REQUEST:
Below are the records; locate each line with the word "carers" and copy it.

===== PROVIDED RECORDS =====

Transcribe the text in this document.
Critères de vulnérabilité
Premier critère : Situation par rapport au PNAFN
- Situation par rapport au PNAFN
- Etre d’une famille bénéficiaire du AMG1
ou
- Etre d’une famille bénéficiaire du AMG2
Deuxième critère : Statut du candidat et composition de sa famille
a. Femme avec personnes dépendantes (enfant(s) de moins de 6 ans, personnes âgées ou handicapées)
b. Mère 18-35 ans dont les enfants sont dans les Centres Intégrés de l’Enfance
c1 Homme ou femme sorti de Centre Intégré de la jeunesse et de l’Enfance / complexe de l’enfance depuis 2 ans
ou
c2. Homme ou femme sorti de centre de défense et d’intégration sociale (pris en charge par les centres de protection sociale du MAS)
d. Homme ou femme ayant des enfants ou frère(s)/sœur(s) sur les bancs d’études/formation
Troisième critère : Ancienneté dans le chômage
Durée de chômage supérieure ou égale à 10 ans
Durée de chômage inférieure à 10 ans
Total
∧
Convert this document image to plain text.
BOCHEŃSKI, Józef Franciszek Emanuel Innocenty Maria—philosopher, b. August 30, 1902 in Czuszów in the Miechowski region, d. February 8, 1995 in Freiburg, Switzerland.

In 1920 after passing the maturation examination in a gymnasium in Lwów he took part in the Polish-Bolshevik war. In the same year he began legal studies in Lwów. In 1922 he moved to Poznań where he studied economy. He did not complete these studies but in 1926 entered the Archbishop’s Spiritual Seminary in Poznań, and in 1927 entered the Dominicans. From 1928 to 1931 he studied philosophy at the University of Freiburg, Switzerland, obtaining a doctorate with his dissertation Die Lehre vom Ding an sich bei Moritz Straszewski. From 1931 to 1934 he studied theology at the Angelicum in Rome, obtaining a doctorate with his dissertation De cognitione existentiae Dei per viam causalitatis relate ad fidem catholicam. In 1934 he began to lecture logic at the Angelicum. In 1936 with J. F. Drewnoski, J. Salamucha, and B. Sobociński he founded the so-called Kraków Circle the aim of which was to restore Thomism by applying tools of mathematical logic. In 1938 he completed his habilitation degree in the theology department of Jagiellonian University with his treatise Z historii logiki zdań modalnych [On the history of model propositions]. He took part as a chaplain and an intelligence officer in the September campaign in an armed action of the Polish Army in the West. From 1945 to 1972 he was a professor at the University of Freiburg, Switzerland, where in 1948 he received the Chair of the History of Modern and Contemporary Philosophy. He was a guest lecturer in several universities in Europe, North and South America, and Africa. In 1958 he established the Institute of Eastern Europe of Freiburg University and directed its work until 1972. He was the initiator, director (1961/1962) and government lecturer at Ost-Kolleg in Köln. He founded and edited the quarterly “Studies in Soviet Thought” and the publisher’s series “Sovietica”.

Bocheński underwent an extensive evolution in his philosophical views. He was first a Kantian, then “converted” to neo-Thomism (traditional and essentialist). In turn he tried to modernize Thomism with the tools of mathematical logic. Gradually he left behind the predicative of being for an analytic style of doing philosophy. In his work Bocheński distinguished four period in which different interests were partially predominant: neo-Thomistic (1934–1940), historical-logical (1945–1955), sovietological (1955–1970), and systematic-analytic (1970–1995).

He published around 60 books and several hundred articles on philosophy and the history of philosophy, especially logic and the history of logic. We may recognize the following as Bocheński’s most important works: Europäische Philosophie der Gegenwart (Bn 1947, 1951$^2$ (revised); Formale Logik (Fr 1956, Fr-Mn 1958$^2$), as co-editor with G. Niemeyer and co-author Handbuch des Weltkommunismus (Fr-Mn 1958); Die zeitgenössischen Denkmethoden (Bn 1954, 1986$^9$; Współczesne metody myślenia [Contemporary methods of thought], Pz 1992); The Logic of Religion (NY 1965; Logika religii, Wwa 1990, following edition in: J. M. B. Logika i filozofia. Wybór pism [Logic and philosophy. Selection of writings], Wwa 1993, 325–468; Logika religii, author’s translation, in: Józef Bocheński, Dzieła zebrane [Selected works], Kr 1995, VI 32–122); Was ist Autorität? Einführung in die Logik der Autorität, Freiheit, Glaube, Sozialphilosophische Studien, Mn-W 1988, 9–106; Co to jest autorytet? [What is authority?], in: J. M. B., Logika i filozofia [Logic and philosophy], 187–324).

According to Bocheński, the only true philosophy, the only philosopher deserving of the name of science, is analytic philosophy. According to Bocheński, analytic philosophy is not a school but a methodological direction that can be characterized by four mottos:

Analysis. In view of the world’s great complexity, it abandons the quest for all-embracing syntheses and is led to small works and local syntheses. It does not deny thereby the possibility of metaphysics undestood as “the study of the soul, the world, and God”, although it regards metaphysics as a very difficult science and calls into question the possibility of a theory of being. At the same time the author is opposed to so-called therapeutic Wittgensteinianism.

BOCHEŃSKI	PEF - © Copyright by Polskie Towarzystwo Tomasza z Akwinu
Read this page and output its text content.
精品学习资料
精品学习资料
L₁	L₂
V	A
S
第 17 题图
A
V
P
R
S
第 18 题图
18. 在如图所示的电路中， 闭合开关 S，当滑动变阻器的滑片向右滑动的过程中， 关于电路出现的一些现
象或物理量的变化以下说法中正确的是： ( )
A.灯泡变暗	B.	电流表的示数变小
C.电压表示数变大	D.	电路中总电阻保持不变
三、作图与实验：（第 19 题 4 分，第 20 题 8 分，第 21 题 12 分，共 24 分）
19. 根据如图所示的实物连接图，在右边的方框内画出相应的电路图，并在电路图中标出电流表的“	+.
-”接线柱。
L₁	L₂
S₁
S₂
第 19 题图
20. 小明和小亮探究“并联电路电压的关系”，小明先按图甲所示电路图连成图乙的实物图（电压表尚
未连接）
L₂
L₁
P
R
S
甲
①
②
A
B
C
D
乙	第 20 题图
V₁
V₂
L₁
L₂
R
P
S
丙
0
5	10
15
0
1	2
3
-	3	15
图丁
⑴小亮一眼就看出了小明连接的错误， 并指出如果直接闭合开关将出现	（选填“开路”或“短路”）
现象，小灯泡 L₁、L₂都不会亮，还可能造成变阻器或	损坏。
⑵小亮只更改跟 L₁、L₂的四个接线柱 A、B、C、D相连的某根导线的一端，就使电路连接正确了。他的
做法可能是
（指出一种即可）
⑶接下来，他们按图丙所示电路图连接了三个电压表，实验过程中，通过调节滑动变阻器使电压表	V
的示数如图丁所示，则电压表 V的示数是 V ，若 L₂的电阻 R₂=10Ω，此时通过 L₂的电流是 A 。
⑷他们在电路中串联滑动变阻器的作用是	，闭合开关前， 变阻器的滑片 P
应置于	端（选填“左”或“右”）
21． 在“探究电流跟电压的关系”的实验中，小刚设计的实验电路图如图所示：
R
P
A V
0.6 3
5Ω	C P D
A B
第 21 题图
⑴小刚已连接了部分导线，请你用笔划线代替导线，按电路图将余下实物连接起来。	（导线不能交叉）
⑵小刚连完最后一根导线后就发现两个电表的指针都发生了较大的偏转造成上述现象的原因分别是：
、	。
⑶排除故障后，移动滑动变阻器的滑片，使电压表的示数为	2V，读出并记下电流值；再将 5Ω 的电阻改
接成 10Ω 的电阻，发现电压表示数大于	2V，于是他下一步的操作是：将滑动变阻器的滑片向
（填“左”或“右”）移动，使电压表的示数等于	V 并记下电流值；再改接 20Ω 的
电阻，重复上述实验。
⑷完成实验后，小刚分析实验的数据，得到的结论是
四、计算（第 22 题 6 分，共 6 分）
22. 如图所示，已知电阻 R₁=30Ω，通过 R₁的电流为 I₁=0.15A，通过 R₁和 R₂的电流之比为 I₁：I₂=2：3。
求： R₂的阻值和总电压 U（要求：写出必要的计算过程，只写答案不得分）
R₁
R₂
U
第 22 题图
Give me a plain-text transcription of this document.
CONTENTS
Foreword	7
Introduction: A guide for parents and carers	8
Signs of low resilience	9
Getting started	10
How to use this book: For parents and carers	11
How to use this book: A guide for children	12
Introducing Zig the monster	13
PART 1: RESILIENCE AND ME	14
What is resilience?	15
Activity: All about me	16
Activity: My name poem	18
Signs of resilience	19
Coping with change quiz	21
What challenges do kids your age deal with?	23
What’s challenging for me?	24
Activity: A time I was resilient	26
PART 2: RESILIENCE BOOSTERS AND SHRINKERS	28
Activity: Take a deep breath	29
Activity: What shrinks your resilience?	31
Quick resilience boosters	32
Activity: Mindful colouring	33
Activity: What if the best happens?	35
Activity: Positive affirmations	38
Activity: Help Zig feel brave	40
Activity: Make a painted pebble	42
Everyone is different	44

=====

RESULT FOR THIS TASK:
Introduction: A guide for parents and carers	8
How to use this book: For parents and carers	11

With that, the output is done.